INSTRUCTION -
Return, word for word, every line that follows.
[start DATA EXCERPTS]
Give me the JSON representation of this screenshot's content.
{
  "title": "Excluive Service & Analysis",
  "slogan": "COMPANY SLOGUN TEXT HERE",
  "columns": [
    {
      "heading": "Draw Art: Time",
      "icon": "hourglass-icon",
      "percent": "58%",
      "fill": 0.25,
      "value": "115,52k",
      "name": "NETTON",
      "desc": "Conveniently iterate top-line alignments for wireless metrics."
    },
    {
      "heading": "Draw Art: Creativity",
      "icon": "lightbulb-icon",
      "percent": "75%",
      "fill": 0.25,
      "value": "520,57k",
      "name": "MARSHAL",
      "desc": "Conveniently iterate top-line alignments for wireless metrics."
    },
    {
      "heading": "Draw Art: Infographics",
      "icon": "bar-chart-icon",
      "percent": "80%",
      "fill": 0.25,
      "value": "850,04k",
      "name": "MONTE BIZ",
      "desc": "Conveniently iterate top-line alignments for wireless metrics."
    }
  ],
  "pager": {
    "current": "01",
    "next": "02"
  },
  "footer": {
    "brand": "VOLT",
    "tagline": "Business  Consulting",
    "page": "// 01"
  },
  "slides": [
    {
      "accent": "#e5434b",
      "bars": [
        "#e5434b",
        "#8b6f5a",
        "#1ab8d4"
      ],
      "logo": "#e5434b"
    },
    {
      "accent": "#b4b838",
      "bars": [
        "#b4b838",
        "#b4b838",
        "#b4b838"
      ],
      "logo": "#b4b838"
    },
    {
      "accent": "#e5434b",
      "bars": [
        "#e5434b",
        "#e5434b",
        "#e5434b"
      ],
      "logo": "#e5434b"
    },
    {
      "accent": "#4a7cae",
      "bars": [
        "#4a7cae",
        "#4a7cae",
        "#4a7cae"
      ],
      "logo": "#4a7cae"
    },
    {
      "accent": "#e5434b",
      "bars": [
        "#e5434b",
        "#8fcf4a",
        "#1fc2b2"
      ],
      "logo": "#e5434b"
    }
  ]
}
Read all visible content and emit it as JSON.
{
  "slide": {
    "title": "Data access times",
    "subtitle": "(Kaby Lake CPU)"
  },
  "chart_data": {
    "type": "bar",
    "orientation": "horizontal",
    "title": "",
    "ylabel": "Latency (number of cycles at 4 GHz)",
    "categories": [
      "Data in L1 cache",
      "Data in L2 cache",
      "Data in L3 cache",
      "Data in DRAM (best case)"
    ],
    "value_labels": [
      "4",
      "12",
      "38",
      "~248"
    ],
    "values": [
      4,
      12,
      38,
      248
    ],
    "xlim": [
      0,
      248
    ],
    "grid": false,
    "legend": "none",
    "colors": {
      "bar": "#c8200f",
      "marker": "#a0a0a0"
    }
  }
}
[end DATA EXCERPTS]
THE RESULT -
Give me the JSON representation of this screenshot's content.
{
  "title": "Excluive Service & Analysis",
  "slogan": "COMPANY SLOGUN TEXT HERE",
  "columns": [
    {
      "heading": "Draw Art: Time",
      "icon": "hourglass-icon",
      "percent": "58%",
      "fill": 0.25,
      "value": "115,52k",
      "name": "NETTON",
      "desc": "Conveniently iterate top-line alignments for wireless metrics."
    },
    {
      "heading": "Draw Art: Creativity",
      "icon": "lightbulb-icon",
      "percent": "75%",
      "fill": 0.25,
      "value": "520,57k",
      "name": "MARSHAL",
      "desc": "Conveniently iterate top-line alignments for wireless metrics."
    },
    {
      "heading": "Draw Art: Infographics",
      "icon": "bar-chart-icon",
      "percent": "80%",
      "fill": 0.25,
      "value": "850,04k",
      "name": "MONTE BIZ",
      "desc": "Conveniently iterate top-line alignments for wireless metrics."
    }
  ],
  "pager": {
    "current": "01",
    "next": "02"
  },
  "footer": {
    "brand": "VOLT",
    "tagline": "Business  Consulting",
    "page": "// 01"
  },
  "slides": [
    {
      "accent": "#e5434b",
      "bars": [
        "#e5434b",
        "#8b6f5a",
        "#1ab8d4"
      ],
      "logo": "#e5434b"
    },
    {
      "accent": "#b4b838",
      "bars": [
        "#b4b838",
        "#b4b838",
        "#b4b838"
      ],
      "logo": "#b4b838"
    },
    {
      "accent": "#e5434b",
      "bars": [
        "#e5434b",
        "#e5434b",
        "#e5434b"
      ],
      "logo": "#e5434b"
    },
    {
      "accent": "#4a7cae",
      "bars": [
        "#4a7cae",
        "#4a7cae",
        "#4a7cae"
      ],
      "logo": "#4a7cae"
    },
    {
      "accent": "#e5434b",
      "bars": [
        "#e5434b",
        "#8fcf4a",
        "#1fc2b2"
      ],
      "logo": "#e5434b"
    }
  ]
}
Read all visible content and emit it as JSON.
{
  "slide": {
    "title": "Data access times",
    "subtitle": "(Kaby Lake CPU)"
  },
  "chart_data": {
    "type": "bar",
    "orientation": "horizontal",
    "title": "",
    "ylabel": "Latency (number of cycles at 4 GHz)",
    "categories": [
      "Data in L1 cache",
      "Data in L2 cache",
      "Data in L3 cache",
      "Data in DRAM (best case)"
    ],
    "value_labels": [
      "4",
      "12",
      "38",
      "~248"
    ],
    "values": [
      4,
      12,
      38,
      248
    ],
    "xlim": [
      0,
      248
    ],
    "grid": false,
    "legend": "none",
    "colors": {
      "bar": "#c8200f",
      "marker": "#a0a0a0"
    }
  }
}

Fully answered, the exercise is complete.